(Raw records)
** Begin **

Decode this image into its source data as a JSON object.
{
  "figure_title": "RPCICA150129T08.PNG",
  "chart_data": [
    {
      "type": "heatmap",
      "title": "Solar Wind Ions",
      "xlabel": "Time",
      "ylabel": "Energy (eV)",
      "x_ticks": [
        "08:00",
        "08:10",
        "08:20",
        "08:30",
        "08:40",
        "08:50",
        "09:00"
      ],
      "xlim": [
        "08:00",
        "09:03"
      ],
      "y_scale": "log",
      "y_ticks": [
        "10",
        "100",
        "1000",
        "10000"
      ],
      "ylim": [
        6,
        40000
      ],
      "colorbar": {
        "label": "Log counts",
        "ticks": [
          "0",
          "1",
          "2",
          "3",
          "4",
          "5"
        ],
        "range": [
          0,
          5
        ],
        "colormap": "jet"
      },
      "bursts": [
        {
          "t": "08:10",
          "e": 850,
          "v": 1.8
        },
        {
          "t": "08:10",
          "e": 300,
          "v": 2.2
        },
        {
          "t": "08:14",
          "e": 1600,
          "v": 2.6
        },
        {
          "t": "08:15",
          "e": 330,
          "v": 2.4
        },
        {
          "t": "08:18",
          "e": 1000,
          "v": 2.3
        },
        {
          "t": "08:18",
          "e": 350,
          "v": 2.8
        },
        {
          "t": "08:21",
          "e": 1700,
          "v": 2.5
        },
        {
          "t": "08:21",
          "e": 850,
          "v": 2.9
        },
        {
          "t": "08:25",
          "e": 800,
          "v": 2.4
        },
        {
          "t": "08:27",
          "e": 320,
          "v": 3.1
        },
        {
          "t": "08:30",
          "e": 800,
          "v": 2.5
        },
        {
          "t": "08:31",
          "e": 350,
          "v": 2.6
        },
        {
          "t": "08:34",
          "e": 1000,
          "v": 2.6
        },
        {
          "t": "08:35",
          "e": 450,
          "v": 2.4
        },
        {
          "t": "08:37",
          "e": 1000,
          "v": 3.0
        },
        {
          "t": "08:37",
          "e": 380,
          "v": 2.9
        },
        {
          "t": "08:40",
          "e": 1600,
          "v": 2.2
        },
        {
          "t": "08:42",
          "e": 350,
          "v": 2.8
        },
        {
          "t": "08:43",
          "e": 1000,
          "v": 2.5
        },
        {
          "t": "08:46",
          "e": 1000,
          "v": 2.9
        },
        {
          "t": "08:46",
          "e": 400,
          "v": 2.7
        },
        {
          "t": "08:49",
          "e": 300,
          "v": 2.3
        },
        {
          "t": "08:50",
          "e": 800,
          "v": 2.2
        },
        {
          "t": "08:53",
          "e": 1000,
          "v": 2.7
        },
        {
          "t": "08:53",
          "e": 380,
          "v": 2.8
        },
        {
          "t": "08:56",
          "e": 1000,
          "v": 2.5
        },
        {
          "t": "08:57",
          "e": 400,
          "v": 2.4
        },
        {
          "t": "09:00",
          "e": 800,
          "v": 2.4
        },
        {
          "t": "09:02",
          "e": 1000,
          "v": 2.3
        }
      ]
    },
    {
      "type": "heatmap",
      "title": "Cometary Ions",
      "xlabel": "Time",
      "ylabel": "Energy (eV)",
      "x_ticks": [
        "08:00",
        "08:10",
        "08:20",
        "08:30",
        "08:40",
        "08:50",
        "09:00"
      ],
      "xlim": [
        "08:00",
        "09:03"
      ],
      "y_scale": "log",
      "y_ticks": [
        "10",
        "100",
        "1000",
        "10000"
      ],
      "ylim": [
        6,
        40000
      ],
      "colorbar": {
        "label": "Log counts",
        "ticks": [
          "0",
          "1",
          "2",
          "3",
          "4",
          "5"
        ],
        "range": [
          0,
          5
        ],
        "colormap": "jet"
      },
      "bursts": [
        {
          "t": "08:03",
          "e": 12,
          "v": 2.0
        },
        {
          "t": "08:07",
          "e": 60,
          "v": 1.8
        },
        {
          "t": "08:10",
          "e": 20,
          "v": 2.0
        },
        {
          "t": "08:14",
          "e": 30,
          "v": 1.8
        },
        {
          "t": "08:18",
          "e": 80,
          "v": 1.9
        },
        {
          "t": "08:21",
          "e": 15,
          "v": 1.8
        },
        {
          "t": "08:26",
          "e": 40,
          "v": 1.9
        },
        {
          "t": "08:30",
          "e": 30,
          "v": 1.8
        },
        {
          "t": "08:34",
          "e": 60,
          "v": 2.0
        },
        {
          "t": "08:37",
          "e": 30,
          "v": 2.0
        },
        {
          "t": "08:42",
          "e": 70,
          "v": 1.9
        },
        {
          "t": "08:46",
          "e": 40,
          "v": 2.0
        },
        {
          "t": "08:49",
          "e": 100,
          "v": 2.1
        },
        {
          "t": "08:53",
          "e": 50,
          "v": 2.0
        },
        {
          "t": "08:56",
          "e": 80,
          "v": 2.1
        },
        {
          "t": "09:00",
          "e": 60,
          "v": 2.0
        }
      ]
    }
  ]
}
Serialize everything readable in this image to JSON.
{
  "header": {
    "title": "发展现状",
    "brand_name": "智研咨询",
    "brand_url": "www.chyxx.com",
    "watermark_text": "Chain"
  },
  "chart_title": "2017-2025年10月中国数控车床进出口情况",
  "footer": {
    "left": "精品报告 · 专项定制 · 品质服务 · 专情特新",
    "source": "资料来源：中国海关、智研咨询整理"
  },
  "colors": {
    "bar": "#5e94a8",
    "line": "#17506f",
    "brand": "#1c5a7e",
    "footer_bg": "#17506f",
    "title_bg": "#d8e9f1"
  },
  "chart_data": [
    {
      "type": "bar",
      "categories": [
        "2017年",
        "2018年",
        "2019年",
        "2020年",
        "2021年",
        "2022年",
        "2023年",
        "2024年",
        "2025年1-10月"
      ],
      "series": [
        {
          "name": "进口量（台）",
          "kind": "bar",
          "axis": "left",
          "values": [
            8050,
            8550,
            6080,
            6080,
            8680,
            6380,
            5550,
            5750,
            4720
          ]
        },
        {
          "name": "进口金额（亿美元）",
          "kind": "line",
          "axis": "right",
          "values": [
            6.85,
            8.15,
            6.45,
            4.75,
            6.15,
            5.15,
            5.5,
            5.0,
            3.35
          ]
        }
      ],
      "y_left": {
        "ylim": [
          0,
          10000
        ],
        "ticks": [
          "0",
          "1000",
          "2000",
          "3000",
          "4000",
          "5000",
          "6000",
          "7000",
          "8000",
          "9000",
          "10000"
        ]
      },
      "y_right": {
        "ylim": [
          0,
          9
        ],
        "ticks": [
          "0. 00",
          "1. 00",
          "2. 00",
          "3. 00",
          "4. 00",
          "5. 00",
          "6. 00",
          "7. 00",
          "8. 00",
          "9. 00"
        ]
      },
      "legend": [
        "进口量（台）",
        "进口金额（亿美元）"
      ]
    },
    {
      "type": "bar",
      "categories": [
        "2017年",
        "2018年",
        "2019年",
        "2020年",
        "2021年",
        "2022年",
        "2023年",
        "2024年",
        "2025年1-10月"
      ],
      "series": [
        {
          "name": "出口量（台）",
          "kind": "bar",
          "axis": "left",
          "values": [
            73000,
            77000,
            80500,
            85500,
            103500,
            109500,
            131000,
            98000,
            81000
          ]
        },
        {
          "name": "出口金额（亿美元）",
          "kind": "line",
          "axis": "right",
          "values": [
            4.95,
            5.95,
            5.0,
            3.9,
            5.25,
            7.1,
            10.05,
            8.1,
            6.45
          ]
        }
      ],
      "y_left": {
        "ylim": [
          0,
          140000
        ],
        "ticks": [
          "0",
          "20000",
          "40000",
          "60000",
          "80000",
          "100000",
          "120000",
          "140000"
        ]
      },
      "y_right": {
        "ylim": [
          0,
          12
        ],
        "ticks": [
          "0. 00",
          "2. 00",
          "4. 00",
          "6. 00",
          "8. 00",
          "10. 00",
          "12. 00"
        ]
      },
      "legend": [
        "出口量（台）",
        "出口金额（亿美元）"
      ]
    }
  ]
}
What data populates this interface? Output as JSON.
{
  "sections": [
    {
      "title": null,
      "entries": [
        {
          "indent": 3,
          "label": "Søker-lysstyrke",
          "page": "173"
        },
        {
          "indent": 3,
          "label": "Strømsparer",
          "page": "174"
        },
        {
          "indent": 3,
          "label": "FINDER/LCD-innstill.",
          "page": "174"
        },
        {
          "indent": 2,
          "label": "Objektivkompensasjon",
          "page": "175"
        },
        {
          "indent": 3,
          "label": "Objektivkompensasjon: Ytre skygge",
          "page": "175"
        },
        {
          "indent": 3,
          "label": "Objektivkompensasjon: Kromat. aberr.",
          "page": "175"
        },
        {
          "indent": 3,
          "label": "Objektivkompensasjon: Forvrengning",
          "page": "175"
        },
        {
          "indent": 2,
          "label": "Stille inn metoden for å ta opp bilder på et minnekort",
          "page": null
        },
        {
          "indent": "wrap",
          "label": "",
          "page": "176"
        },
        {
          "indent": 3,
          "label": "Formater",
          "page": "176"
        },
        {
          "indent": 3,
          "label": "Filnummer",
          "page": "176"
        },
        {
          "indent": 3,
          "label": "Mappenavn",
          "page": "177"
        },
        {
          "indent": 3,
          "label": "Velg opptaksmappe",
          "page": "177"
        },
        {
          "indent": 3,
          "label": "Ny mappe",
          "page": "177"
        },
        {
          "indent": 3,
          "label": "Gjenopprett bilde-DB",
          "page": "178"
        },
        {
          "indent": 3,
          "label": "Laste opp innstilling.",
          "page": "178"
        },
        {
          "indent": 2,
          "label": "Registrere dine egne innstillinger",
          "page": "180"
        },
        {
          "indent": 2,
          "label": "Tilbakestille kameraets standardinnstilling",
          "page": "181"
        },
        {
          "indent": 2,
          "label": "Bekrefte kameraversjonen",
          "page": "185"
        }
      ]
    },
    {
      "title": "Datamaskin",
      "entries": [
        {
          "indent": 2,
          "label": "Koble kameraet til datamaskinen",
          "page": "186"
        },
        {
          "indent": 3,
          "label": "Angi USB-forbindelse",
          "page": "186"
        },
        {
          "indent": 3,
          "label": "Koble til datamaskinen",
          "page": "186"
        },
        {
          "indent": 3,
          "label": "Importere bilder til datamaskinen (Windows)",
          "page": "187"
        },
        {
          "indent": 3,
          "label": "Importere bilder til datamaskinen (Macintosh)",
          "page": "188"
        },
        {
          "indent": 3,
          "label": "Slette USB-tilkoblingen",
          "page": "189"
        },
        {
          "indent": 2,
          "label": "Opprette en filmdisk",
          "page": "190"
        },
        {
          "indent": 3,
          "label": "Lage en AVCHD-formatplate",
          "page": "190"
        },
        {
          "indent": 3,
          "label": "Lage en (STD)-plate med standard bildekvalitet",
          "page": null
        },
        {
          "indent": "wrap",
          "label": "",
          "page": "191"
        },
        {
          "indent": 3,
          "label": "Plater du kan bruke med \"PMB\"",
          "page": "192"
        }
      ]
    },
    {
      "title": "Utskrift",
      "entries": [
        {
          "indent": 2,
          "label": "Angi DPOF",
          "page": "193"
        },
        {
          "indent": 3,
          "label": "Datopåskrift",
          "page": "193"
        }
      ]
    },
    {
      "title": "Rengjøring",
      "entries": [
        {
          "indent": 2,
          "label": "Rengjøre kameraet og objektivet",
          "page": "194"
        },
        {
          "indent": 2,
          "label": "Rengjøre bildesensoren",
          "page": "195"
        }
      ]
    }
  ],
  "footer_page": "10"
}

** End **

• Work required: Pull every line containing the word "source" out of the material and copy it.

• Full solution:
Decode this image into its source data as a JSON object.
    "source": "资料来源：中国海关、智研咨询整理"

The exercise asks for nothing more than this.